Copy each line of the data below verbatim, leaving the pictures out of your answer.
* Begin WORKING DATA *
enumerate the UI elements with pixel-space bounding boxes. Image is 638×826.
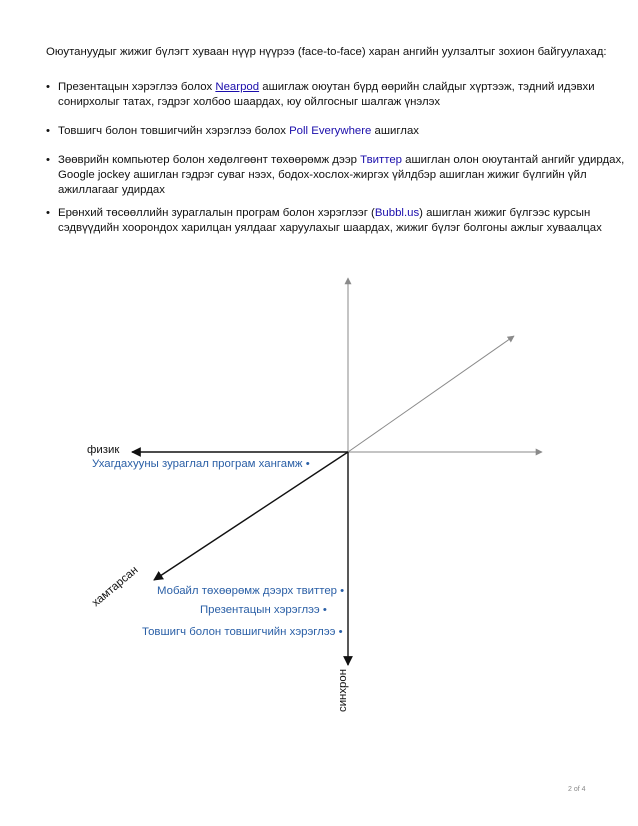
item-concept-mapping: Ухагдахууны зураглал програм хангамж • xyxy=(92,458,310,470)
bullet-dot: • xyxy=(46,125,50,137)
bullet-text-before: Зөөврийн компьютер болон хөдөлгөөнт төхөөрөмж дээр xyxy=(58,154,361,166)
nearpod-link[interactable]: Nearpod xyxy=(215,81,260,93)
axis-diag-up-gray xyxy=(348,336,514,452)
bubblus-link[interactable]: Bubbl.us xyxy=(374,207,420,219)
bullet-dot: • xyxy=(46,207,50,219)
bullet-text-before: Презентацын хэрэглээ болох xyxy=(58,81,216,93)
bullet-dot: • xyxy=(46,81,50,93)
poll-everywhere-link[interactable]: Poll Everywhere xyxy=(289,125,372,137)
page-number: 2 of 4 xyxy=(568,786,586,793)
item-clicker-app: Товшигч болон товшигчийн хэрэглээ • xyxy=(142,626,343,638)
bullet-text-before: Ерөнхий төсөөллийн зураглалын програм болон хэрэглээг ( xyxy=(58,207,375,219)
bullet-dot: • xyxy=(46,154,50,166)
axis-label-collaborative: хамтарсан xyxy=(90,564,141,610)
axis-label-physical: физик xyxy=(87,444,120,456)
axis-diag-down-dark xyxy=(154,452,348,580)
axis-label-synchronous: синхрон xyxy=(337,668,349,712)
intro-paragraph: Оюутануудыг жижиг бүлэгт хуваан нүүр нүүрээ (face-to-face) харан ангийн уулзалтыг зохион байгуулахад: xyxy=(46,46,607,58)
bullet-text-after: ашиглан олон оюутантай ангийг удирдах, Google jockey ашиглан гэдрэг суваг нээх, бодох-хослох-жиргэх үйлдбэр ашиглан жижиг бүлгийн үйл ажиллагааг удирдах xyxy=(58,154,625,196)
bullet-text-before: Товшигч болон товшигчийн хэрэглээ болох xyxy=(58,125,290,137)
item-presentation-app: Презентацын хэрэглээ • xyxy=(200,604,327,616)
item-mobile-twitter: Мобайл төхөөрөмж дээрх твиттер • xyxy=(157,585,345,597)
bullet-text-after: ) ашиглан жижиг бүлгээс курсын сэдвүүдийн хоорондох харилцан уялдааг харуулахыг шаардах, жижиг бүлэг болгоны ажлыг хуваалцах xyxy=(58,207,602,234)
twitter-link[interactable]: Твиттер xyxy=(360,154,403,166)
bullet-text-after: ашиглаж оюутан бүрд өөрийн слайдыг хүртээж, тэдний идэвхи сонирхолыг татах, гэдрэг холбоо шаардах, юу ойлгосныг шалгаж үнэлэх xyxy=(58,81,595,108)
bullet-text-after: ашиглах xyxy=(371,125,419,137)
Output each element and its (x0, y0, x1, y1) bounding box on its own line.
* End WORKING DATA *
→ RESULT:
enumerate the UI elements with pixel-space bounding boxes. Image is 638×826.
item-concept-mapping: Ухагдахууны зураглал програм хангамж • xyxy=(92,458,310,470)
bullet-dot: • xyxy=(46,125,50,137)
bullet-text-before: Зөөврийн компьютер болон хөдөлгөөнт төхөөрөмж дээр xyxy=(58,154,361,166)
nearpod-link[interactable]: Nearpod xyxy=(215,81,260,93)
axis-diag-up-gray xyxy=(348,336,514,452)
bubblus-link[interactable]: Bubbl.us xyxy=(374,207,420,219)
bullet-dot: • xyxy=(46,207,50,219)
bullet-text-before: Презентацын хэрэглээ болох xyxy=(58,81,216,93)
bullet-dot: • xyxy=(46,81,50,93)
poll-everywhere-link[interactable]: Poll Everywhere xyxy=(289,125,372,137)
page-number: 2 of 4 xyxy=(568,786,586,793)
item-clicker-app: Товшигч болон товшигчийн хэрэглээ • xyxy=(142,626,343,638)
bullet-text-before: Ерөнхий төсөөллийн зураглалын програм болон хэрэглээг ( xyxy=(58,207,375,219)
bullet-dot: • xyxy=(46,154,50,166)
axis-label-collaborative: хамтарсан xyxy=(90,564,141,610)
axis-label-physical: физик xyxy=(87,444,120,456)
axis-diag-down-dark xyxy=(154,452,348,580)
axis-label-synchronous: синхрон xyxy=(337,668,349,712)
intro-paragraph: Оюутануудыг жижиг бүлэгт хуваан нүүр нүүрээ (face-to-face) харан ангийн уулзалтыг зохион байгуулахад: xyxy=(46,46,607,58)
bullet-text-after: ашиглан олон оюутантай ангийг удирдах, Google jockey ашиглан гэдрэг суваг нээх, бодох-хослох-жиргэх үйлдбэр ашиглан жижиг бүлгийн үйл ажиллагааг удирдах xyxy=(58,154,625,196)
bullet-text-before: Товшигч болон товшигчийн хэрэглээ болох xyxy=(58,125,290,137)
item-presentation-app: Презентацын хэрэглээ • xyxy=(200,604,327,616)
item-mobile-twitter: Мобайл төхөөрөмж дээрх твиттер • xyxy=(157,585,345,597)
bullet-text-after: ) ашиглан жижиг бүлгээс курсын сэдвүүдийн хоорондох харилцан уялдааг харуулахыг шаардах, жижиг бүлэг болгоны ажлыг хуваалцах xyxy=(58,207,602,234)
twitter-link[interactable]: Твиттер xyxy=(360,154,403,166)
bullet-text-after: ашиглаж оюутан бүрд өөрийн слайдыг хүртээж, тэдний идэвхи сонирхолыг татах, гэдрэг холбоо шаардах, юу ойлгосныг шалгаж үнэлэх xyxy=(58,81,595,108)
bullet-text-after: ашиглах xyxy=(371,125,419,137)
Output each element and its (x0, y0, x1, y1) bounding box on its own line.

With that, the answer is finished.